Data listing
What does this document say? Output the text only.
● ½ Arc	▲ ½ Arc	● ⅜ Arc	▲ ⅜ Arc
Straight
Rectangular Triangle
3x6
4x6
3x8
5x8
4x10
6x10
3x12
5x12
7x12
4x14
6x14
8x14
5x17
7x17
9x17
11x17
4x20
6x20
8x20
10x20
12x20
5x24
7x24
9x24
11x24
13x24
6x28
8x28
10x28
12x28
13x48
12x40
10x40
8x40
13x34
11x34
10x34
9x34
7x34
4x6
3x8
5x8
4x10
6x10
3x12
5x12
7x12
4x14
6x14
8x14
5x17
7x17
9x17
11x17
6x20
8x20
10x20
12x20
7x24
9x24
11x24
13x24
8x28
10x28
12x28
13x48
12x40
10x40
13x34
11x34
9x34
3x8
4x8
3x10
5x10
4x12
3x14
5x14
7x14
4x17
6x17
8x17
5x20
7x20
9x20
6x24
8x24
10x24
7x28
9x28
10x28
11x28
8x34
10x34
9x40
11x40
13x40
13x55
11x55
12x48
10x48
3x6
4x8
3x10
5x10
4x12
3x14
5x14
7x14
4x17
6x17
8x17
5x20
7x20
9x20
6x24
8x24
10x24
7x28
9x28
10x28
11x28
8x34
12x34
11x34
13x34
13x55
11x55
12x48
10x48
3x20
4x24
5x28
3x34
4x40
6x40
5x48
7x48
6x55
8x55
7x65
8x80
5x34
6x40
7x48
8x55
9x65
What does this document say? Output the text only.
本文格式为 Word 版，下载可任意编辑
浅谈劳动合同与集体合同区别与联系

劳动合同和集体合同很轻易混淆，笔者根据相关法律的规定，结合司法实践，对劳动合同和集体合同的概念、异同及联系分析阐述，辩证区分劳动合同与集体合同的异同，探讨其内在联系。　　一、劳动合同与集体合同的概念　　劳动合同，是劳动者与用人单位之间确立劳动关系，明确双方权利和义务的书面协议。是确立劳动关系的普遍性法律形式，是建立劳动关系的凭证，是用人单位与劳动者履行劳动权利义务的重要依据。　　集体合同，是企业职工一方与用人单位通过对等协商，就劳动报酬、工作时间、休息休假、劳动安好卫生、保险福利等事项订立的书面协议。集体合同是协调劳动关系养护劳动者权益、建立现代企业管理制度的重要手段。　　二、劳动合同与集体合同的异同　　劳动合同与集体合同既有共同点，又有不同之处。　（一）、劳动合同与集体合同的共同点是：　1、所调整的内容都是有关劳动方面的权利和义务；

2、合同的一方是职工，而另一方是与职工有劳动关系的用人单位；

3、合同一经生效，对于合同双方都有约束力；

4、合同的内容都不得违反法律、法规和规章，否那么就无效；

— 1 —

REQUIREMENTS:
Print the records once more, exactly as they were given.

REPLY:
What does this document say? Output the text only.
● ½ Arc	▲ ½ Arc	● ⅜ Arc	▲ ⅜ Arc
Straight
Rectangular Triangle
3x6
4x6
3x8
5x8
4x10
6x10
3x12
5x12
7x12
4x14
6x14
8x14
5x17
7x17
9x17
11x17
4x20
6x20
8x20
10x20
12x20
5x24
7x24
9x24
11x24
13x24
6x28
8x28
10x28
12x28
13x48
12x40
10x40
8x40
13x34
11x34
10x34
9x34
7x34
4x6
3x8
5x8
4x10
6x10
3x12
5x12
7x12
4x14
6x14
8x14
5x17
7x17
9x17
11x17
6x20
8x20
10x20
12x20
7x24
9x24
11x24
13x24
8x28
10x28
12x28
13x48
12x40
10x40
13x34
11x34
9x34
3x8
4x8
3x10
5x10
4x12
3x14
5x14
7x14
4x17
6x17
8x17
5x20
7x20
9x20
6x24
8x24
10x24
7x28
9x28
10x28
11x28
8x34
10x34
9x40
11x40
13x40
13x55
11x55
12x48
10x48
3x6
4x8
3x10
5x10
4x12
3x14
5x14
7x14
4x17
6x17
8x17
5x20
7x20
9x20
6x24
8x24
10x24
7x28
9x28
10x28
11x28
8x34
12x34
11x34
13x34
13x55
11x55
12x48
10x48
3x20
4x24
5x28
3x34
4x40
6x40
5x48
7x48
6x55
8x55
7x65
8x80
5x34
6x40
7x48
8x55
9x65
What does this document say? Output the text only.
本文格式为 Word 版，下载可任意编辑
浅谈劳动合同与集体合同区别与联系

劳动合同和集体合同很轻易混淆，笔者根据相关法律的规定，结合司法实践，对劳动合同和集体合同的概念、异同及联系分析阐述，辩证区分劳动合同与集体合同的异同，探讨其内在联系。　　一、劳动合同与集体合同的概念　　劳动合同，是劳动者与用人单位之间确立劳动关系，明确双方权利和义务的书面协议。是确立劳动关系的普遍性法律形式，是建立劳动关系的凭证，是用人单位与劳动者履行劳动权利义务的重要依据。　　集体合同，是企业职工一方与用人单位通过对等协商，就劳动报酬、工作时间、休息休假、劳动安好卫生、保险福利等事项订立的书面协议。集体合同是协调劳动关系养护劳动者权益、建立现代企业管理制度的重要手段。　　二、劳动合同与集体合同的异同　　劳动合同与集体合同既有共同点，又有不同之处。　（一）、劳动合同与集体合同的共同点是：　1、所调整的内容都是有关劳动方面的权利和义务；

2、合同的一方是职工，而另一方是与职工有劳动关系的用人单位；

3、合同一经生效，对于合同双方都有约束力；

4、合同的内容都不得违反法律、法规和规章，否那么就无效；

— 1 —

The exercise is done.